[The problem]
Edit the records from their start through the line with "col-date[interactable]: Date modi…", replacing "separator" with "divider" and leaving everything else as it is. Give back only those lines.

── Data listing ──

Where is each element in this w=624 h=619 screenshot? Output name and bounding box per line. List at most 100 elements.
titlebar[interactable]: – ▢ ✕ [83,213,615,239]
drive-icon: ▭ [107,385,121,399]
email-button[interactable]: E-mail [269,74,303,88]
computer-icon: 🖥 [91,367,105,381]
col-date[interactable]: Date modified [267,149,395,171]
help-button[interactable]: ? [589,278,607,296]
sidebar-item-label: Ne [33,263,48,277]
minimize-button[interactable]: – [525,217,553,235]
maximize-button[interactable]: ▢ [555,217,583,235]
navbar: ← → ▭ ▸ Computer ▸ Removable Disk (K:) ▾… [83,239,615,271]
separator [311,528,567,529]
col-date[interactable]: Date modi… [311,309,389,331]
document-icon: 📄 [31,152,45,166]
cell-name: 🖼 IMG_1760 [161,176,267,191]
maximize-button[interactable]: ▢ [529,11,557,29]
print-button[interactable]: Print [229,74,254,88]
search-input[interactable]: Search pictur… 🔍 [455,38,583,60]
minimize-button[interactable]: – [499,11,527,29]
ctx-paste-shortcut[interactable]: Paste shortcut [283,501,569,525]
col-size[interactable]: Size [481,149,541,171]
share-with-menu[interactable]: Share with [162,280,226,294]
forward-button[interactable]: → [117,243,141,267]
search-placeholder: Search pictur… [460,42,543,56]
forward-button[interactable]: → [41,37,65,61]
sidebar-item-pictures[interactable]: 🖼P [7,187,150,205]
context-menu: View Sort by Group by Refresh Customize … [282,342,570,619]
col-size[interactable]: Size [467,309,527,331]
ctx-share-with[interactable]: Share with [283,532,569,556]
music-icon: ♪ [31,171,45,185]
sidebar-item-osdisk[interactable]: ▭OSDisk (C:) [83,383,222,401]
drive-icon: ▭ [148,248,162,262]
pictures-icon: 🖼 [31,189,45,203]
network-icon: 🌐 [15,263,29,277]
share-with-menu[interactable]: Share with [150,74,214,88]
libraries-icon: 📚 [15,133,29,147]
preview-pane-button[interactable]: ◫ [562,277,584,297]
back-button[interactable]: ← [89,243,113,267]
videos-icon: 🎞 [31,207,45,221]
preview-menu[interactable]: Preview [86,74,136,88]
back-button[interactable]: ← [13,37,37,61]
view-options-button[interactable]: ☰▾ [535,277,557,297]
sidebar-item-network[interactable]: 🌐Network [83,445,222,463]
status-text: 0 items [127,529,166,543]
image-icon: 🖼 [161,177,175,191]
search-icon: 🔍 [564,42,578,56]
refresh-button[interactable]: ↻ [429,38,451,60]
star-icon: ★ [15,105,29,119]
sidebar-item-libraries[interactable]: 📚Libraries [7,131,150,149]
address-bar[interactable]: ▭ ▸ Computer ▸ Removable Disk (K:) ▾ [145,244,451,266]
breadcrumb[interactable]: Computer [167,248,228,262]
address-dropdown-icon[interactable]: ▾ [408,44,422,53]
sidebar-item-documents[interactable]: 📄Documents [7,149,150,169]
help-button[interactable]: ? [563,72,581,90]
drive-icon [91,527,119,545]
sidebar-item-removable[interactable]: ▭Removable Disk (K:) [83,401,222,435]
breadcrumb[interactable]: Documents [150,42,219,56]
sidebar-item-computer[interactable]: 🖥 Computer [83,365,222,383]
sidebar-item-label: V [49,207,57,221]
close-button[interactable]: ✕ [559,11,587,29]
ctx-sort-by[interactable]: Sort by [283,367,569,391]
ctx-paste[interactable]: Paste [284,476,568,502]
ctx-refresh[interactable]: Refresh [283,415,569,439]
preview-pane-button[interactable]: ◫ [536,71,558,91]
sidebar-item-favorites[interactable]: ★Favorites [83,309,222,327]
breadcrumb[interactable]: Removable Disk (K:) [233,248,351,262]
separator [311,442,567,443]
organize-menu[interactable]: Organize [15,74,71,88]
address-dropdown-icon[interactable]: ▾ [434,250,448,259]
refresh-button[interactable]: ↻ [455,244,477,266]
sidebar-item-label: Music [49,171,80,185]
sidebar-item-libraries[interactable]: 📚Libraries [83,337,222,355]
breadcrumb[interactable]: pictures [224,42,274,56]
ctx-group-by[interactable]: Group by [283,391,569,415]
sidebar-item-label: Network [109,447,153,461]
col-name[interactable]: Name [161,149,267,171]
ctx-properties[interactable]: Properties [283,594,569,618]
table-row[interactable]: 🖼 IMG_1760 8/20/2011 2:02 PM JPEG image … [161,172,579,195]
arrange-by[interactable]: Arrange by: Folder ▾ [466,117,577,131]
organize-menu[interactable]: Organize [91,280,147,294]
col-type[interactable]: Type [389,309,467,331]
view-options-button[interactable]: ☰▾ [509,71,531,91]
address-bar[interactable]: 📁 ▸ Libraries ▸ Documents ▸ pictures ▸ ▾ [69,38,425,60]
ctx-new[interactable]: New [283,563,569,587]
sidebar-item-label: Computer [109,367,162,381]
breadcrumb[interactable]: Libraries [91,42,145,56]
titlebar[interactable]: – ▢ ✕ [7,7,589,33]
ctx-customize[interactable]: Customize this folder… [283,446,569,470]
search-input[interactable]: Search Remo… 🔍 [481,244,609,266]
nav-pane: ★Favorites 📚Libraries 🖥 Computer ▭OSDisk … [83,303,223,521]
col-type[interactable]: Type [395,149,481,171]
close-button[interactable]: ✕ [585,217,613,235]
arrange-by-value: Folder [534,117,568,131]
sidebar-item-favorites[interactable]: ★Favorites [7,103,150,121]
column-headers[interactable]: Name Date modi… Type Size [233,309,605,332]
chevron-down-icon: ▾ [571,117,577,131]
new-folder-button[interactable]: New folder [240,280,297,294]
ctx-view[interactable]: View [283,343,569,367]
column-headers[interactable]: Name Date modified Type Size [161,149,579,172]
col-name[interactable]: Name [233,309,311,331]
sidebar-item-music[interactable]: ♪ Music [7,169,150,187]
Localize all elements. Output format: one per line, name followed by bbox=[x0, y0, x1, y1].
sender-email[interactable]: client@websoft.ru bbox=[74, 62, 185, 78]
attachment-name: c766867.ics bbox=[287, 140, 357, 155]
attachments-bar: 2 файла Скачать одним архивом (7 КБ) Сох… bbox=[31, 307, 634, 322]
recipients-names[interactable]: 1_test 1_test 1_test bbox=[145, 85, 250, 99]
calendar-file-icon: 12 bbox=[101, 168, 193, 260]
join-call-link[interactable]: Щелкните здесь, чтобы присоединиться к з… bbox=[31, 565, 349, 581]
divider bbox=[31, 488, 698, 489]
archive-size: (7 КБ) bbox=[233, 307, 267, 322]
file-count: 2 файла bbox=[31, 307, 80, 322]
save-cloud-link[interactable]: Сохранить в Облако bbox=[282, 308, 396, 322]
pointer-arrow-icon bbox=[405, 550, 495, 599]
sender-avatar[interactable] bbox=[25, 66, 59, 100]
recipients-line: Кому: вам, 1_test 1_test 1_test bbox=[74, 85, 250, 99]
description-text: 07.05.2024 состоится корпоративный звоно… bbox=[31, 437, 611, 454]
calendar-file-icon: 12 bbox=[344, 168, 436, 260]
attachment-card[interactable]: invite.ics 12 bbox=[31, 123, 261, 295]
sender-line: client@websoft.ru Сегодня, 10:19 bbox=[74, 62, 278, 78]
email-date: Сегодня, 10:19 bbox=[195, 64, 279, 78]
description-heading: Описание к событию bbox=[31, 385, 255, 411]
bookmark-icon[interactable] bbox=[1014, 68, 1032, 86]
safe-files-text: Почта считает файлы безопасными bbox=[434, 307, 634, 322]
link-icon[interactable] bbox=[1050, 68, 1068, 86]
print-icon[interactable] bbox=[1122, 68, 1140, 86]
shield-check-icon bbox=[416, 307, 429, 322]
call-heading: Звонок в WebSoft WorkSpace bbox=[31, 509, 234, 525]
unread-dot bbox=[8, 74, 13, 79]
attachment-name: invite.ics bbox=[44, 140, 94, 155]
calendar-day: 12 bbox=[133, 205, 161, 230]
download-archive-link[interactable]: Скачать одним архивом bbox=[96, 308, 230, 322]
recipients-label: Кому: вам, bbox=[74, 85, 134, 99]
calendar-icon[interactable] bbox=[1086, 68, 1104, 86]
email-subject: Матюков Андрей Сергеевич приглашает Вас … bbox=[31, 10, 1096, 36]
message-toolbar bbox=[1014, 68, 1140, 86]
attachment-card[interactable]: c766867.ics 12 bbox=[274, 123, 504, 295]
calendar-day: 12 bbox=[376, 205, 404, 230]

───

[Result of this task]
Where is each element in this w=624 h=619 screenshot? Output name and bounding box per line. List at most 100 elements.
titlebar[interactable]: – ▢ ✕ [83,213,615,239]
drive-icon: ▭ [107,385,121,399]
email-button[interactable]: E-mail [269,74,303,88]
computer-icon: 🖥 [91,367,105,381]
col-date[interactable]: Date modified [267,149,395,171]
help-button[interactable]: ? [589,278,607,296]
sidebar-item-label: Ne [33,263,48,277]
minimize-button[interactable]: – [525,217,553,235]
maximize-button[interactable]: ▢ [555,217,583,235]
navbar: ← → ▭ ▸ Computer ▸ Removable Disk (K:) ▾… [83,239,615,271]
divider [311,528,567,529]
col-date[interactable]: Date modi… [311,309,389,331]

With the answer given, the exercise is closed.